(Records from a dataset)
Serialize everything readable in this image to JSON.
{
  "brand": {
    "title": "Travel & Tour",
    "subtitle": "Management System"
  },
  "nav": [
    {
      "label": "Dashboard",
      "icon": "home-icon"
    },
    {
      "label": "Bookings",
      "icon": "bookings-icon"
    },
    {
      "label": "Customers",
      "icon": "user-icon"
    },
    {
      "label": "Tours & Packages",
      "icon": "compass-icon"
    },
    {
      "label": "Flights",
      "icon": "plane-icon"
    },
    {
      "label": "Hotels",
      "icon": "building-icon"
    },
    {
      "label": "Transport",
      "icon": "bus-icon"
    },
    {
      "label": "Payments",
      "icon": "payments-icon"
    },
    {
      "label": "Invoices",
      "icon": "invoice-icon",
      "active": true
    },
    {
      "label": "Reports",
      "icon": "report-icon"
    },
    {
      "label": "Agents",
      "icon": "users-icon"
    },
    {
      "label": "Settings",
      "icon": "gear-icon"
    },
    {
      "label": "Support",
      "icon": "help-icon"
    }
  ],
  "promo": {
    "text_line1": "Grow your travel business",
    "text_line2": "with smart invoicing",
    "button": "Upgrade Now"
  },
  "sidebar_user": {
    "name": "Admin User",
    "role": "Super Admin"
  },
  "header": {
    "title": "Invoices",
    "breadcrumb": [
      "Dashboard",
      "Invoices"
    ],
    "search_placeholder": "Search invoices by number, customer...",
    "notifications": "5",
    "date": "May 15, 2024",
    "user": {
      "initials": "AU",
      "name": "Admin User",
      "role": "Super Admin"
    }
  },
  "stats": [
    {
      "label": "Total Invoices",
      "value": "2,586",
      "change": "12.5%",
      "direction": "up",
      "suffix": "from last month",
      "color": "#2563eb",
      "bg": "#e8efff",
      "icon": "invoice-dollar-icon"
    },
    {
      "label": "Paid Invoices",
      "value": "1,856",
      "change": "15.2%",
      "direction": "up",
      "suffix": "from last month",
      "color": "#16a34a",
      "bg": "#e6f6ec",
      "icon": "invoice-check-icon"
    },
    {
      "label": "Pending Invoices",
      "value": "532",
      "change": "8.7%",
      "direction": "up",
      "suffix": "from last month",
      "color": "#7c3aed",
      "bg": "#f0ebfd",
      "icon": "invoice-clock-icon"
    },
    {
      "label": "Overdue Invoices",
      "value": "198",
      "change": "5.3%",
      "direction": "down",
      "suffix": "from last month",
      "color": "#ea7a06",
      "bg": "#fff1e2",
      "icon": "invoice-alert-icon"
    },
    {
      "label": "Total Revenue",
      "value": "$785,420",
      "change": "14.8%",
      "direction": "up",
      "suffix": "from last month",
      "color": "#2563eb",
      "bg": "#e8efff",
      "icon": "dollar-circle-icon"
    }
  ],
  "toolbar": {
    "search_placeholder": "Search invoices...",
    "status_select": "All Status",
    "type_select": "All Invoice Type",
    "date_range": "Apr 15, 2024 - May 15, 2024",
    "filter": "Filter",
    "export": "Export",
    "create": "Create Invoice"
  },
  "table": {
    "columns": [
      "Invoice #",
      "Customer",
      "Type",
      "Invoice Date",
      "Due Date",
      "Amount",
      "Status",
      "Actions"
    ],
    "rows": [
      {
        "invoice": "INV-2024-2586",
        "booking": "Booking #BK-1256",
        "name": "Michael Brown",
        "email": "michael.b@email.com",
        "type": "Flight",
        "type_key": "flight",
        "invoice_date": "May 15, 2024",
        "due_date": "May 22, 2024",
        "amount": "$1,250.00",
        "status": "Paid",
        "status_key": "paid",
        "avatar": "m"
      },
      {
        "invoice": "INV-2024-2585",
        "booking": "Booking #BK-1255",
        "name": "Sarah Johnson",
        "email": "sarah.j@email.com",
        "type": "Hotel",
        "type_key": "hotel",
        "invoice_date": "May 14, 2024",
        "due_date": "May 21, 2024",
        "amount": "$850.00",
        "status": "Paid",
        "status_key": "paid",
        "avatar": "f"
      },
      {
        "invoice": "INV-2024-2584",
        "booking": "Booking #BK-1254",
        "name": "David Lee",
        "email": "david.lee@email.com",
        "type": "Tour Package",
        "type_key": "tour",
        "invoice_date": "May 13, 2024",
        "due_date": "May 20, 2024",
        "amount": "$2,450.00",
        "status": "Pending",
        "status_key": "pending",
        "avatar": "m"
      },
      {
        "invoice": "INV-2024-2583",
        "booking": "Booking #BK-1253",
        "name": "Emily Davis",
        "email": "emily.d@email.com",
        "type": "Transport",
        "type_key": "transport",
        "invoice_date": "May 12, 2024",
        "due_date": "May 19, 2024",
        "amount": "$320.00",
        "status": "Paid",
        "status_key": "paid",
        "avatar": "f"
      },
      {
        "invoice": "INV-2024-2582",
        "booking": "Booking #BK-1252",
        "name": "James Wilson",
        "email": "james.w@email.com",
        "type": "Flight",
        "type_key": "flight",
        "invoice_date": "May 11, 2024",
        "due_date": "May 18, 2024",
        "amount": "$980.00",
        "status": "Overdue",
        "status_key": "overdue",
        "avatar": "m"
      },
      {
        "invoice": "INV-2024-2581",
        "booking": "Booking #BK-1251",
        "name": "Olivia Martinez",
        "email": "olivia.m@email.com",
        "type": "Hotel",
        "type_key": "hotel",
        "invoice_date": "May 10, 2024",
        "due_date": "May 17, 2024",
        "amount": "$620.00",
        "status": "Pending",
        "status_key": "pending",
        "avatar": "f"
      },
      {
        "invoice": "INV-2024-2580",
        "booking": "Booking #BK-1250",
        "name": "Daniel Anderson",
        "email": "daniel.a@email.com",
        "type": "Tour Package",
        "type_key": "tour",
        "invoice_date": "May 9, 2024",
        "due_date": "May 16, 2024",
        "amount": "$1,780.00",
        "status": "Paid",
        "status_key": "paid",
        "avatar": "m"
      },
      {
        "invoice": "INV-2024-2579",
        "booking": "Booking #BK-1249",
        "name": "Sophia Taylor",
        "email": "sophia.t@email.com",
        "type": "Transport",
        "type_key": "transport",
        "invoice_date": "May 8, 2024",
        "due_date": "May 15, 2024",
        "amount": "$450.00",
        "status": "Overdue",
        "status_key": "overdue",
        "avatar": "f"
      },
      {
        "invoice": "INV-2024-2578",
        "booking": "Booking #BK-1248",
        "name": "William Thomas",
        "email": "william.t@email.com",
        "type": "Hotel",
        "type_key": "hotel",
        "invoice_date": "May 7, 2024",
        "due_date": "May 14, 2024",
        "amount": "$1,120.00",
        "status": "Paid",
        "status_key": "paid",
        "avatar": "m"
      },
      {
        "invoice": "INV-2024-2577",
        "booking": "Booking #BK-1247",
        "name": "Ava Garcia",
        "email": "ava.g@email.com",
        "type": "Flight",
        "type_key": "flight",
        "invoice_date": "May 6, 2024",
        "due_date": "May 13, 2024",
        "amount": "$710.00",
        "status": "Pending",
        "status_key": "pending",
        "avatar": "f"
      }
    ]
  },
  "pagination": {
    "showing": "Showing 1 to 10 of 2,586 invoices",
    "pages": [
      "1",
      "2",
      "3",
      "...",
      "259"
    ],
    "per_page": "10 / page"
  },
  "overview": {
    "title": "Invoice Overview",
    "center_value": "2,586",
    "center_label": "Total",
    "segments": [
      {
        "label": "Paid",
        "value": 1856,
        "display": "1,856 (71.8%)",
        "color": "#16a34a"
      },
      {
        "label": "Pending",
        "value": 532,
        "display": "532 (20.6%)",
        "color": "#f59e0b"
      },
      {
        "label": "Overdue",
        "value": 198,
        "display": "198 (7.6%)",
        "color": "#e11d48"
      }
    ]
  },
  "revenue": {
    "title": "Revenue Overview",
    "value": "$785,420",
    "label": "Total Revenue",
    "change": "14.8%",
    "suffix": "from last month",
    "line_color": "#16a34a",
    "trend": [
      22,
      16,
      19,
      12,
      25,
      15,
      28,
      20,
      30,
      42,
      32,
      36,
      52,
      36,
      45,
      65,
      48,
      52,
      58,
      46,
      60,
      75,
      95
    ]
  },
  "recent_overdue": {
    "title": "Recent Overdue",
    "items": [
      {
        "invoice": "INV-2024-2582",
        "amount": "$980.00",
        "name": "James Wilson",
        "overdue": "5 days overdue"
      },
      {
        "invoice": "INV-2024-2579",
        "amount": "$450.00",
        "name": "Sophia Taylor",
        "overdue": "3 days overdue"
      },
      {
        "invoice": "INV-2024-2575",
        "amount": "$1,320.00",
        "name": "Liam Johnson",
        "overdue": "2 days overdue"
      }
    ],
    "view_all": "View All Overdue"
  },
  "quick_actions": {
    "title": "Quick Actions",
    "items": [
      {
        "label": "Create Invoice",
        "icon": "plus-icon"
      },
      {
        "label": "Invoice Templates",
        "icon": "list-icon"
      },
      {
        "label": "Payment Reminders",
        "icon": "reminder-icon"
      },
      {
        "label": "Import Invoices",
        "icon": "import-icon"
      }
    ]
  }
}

Written task: Reproduce every line of the listing above in which the string "Search" appears.

Final result:
    "search_placeholder": "Search invoices by number, customer...",
    "search_placeholder": "Search invoices...",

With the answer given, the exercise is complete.